▶ **TASK DIRECTIONS**
Where a line contains the string "JSON", copy that line.

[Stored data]
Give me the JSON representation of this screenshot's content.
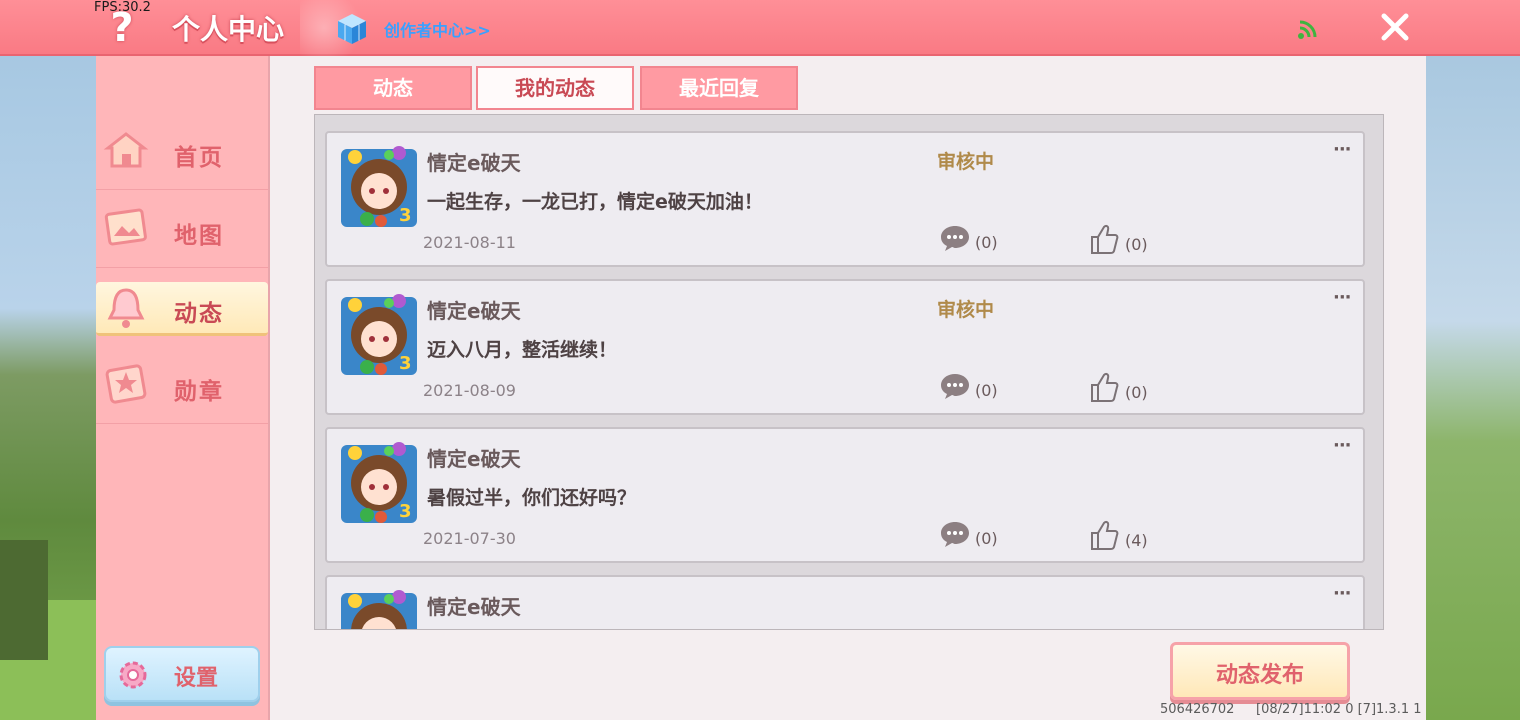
{
  "header": {
    "fps": "FPS:30.2",
    "help_glyph": "?",
    "title": "个人中心",
    "creator_link": "创作者中心>>"
  },
  "sidebar": {
    "items": [
      {
        "label": "首页",
        "icon": "home-icon"
      },
      {
        "label": "地图",
        "icon": "map-icon"
      },
      {
        "label": "动态",
        "icon": "bell-icon",
        "active": true
      },
      {
        "label": "勋章",
        "icon": "medal-icon"
      }
    ],
    "settings_label": "设置"
  },
  "tabs": [
    {
      "label": "动态"
    },
    {
      "label": "我的动态",
      "active": true
    },
    {
      "label": "最近回复"
    }
  ],
  "feed": [
    {
      "username": "情定e破天",
      "status": "审核中",
      "content": "一起生存，一龙已打，情定e破天加油！",
      "date": "2021-08-11",
      "comments": "(0)",
      "likes": "(0)"
    },
    {
      "username": "情定e破天",
      "status": "审核中",
      "content": "迈入八月，整活继续！",
      "date": "2021-08-09",
      "comments": "(0)",
      "likes": "(0)"
    },
    {
      "username": "情定e破天",
      "status": "",
      "content": "暑假过半，你们还好吗？",
      "date": "2021-07-30",
      "comments": "(0)",
      "likes": "(4)"
    },
    {
      "username": "情定e破天",
      "status": "",
      "content": "",
      "date": "",
      "comments": "",
      "likes": ""
    }
  ],
  "more_glyph": "···",
  "publish_label": "动态发布",
  "footer": {
    "id": "506426702",
    "info": "[08/27]11:02 0   [7]1.3.1  1"
  },
  "colors": {
    "header": "#f97a84",
    "sidebar": "#ffb6b9",
    "accent": "#e0626c",
    "status": "#b08a4a",
    "creator_link": "#3aa0ff"
  }
}
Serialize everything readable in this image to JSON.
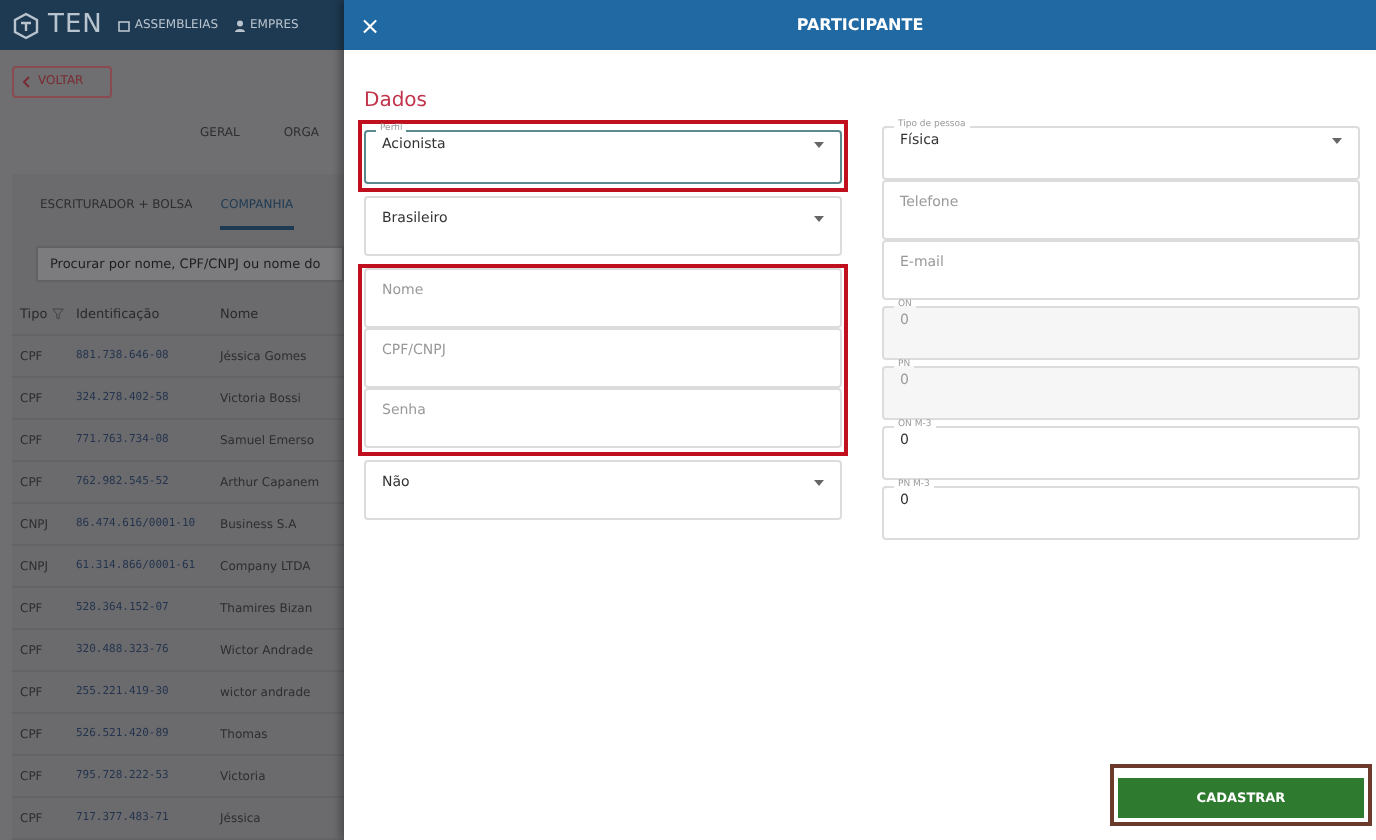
{
  "topbar": {
    "logo": "TEN",
    "nav": [
      "ASSEMBLEIAS",
      "EMPRES"
    ]
  },
  "back_button": "VOLTAR",
  "page_tabs": [
    {
      "label": "GERAL",
      "selected": false
    },
    {
      "label": "ORGA",
      "selected": false
    }
  ],
  "sub_tabs": [
    {
      "label": "ESCRITURADOR + BOLSA",
      "selected": false
    },
    {
      "label": "COMPANHIA",
      "selected": true
    }
  ],
  "search": {
    "placeholder": "Procurar por nome, CPF/CNPJ ou nome do"
  },
  "table": {
    "columns": [
      "Tipo",
      "Identificação",
      "Nome"
    ],
    "rows": [
      [
        "CPF",
        "881.738.646-08",
        "Jéssica Gomes"
      ],
      [
        "CPF",
        "324.278.402-58",
        "Victoria Bossi"
      ],
      [
        "CPF",
        "771.763.734-08",
        "Samuel Emerso"
      ],
      [
        "CPF",
        "762.982.545-52",
        "Arthur Capanem"
      ],
      [
        "CNPJ",
        "86.474.616/0001-10",
        "Business S.A"
      ],
      [
        "CNPJ",
        "61.314.866/0001-61",
        "Company LTDA"
      ],
      [
        "CPF",
        "528.364.152-07",
        "Thamires Bizan"
      ],
      [
        "CPF",
        "320.488.323-76",
        "Wictor Andrade"
      ],
      [
        "CPF",
        "255.221.419-30",
        "wictor andrade"
      ],
      [
        "CPF",
        "526.521.420-89",
        "Thomas"
      ],
      [
        "CPF",
        "795.728.222-53",
        "Victoria"
      ],
      [
        "CPF",
        "717.377.483-71",
        "Jéssica"
      ]
    ]
  },
  "drawer": {
    "close": "×",
    "title": "PARTICIPANTE",
    "section": "Dados",
    "left_groups": [
      {
        "highlighted": true,
        "fields": [
          {
            "kind": "select",
            "label": "Perfil",
            "value": "Acionista",
            "focused": true
          }
        ]
      },
      {
        "highlighted": false,
        "fields": [
          {
            "kind": "select",
            "value": "Brasileiro",
            "focused": false
          }
        ]
      },
      {
        "highlighted": true,
        "fields": [
          {
            "kind": "input",
            "placeholder": "Nome",
            "focused": false
          },
          {
            "kind": "input",
            "placeholder": "CPF/CNPJ",
            "focused": false
          },
          {
            "kind": "input",
            "placeholder": "Senha",
            "focused": false
          }
        ]
      },
      {
        "highlighted": false,
        "fields": [
          {
            "kind": "select",
            "value": "Não",
            "focused": false
          }
        ]
      }
    ],
    "right_fields": [
      {
        "kind": "select",
        "label": "Tipo de pessoa",
        "value": "Física",
        "disabled": false
      },
      {
        "kind": "input",
        "placeholder": "Telefone",
        "disabled": false
      },
      {
        "kind": "input",
        "placeholder": "E-mail",
        "disabled": false
      },
      {
        "kind": "input",
        "label": "ON",
        "value": "0",
        "disabled": true
      },
      {
        "kind": "input",
        "label": "PN",
        "value": "0",
        "disabled": true
      },
      {
        "kind": "input",
        "label": "ON M-3",
        "value": "0",
        "disabled": false
      },
      {
        "kind": "input",
        "label": "PN M-3",
        "value": "0",
        "disabled": false
      }
    ],
    "submit": {
      "label": "CADASTRAR",
      "highlighted": true
    }
  }
}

▶ **RESULT**
Give me the JSON representation of this screenshot's content.
Serialize everything readable in this image to JSON.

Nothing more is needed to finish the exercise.